[start INFORMATION SHOWN]

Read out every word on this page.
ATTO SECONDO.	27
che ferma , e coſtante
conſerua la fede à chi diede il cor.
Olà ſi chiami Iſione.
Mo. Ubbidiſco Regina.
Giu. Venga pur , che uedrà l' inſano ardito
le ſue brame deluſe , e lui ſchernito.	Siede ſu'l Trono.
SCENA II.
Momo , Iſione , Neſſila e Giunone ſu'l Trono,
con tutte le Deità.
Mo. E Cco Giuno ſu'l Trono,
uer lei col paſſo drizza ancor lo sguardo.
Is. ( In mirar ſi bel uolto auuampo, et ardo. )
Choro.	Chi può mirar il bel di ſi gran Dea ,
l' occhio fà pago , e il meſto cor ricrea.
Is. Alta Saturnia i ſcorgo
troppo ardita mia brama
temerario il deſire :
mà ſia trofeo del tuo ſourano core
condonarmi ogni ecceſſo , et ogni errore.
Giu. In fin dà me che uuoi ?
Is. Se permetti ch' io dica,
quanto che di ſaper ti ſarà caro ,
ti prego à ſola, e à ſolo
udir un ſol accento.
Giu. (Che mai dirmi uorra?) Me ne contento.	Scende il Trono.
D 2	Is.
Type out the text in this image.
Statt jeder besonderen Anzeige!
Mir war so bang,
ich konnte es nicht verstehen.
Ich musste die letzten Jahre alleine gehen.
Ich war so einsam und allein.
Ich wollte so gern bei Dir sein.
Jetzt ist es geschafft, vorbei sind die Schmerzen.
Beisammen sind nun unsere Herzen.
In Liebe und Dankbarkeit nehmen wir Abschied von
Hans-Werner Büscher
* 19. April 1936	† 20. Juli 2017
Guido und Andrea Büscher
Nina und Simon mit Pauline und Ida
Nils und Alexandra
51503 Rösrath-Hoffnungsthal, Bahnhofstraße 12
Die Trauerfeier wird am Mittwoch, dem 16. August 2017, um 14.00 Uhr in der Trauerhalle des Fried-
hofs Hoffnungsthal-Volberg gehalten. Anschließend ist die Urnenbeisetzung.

[end INFORMATION SHOWN]

Take the entries above and transcribe them in full.

Read out every word on this page.
ATTO SECONDO.	27
che ferma , e coſtante
conſerua la fede à chi diede il cor.
Olà ſi chiami Iſione.
Mo. Ubbidiſco Regina.
Giu. Venga pur , che uedrà l' inſano ardito
le ſue brame deluſe , e lui ſchernito.	Siede ſu'l Trono.
SCENA II.
Momo , Iſione , Neſſila e Giunone ſu'l Trono,
con tutte le Deità.
Mo. E Cco Giuno ſu'l Trono,
uer lei col paſſo drizza ancor lo sguardo.
Is. ( In mirar ſi bel uolto auuampo, et ardo. )
Choro.	Chi può mirar il bel di ſi gran Dea ,
l' occhio fà pago , e il meſto cor ricrea.
Is. Alta Saturnia i ſcorgo
troppo ardita mia brama
temerario il deſire :
mà ſia trofeo del tuo ſourano core
condonarmi ogni ecceſſo , et ogni errore.
Giu. In fin dà me che uuoi ?
Is. Se permetti ch' io dica,
quanto che di ſaper ti ſarà caro ,
ti prego à ſola, e à ſolo
udir un ſol accento.
Giu. (Che mai dirmi uorra?) Me ne contento.	Scende il Trono.
D 2	Is.
Type out the text in this image.
Statt jeder besonderen Anzeige!
Mir war so bang,
ich konnte es nicht verstehen.
Ich musste die letzten Jahre alleine gehen.
Ich war so einsam und allein.
Ich wollte so gern bei Dir sein.
Jetzt ist es geschafft, vorbei sind die Schmerzen.
Beisammen sind nun unsere Herzen.
In Liebe und Dankbarkeit nehmen wir Abschied von
Hans-Werner Büscher
* 19. April 1936	† 20. Juli 2017
Guido und Andrea Büscher
Nina und Simon mit Pauline und Ida
Nils und Alexandra
51503 Rösrath-Hoffnungsthal, Bahnhofstraße 12
Die Trauerfeier wird am Mittwoch, dem 16. August 2017, um 14.00 Uhr in der Trauerhalle des Fried-
hofs Hoffnungsthal-Volberg gehalten. Anschließend ist die Urnenbeisetzung.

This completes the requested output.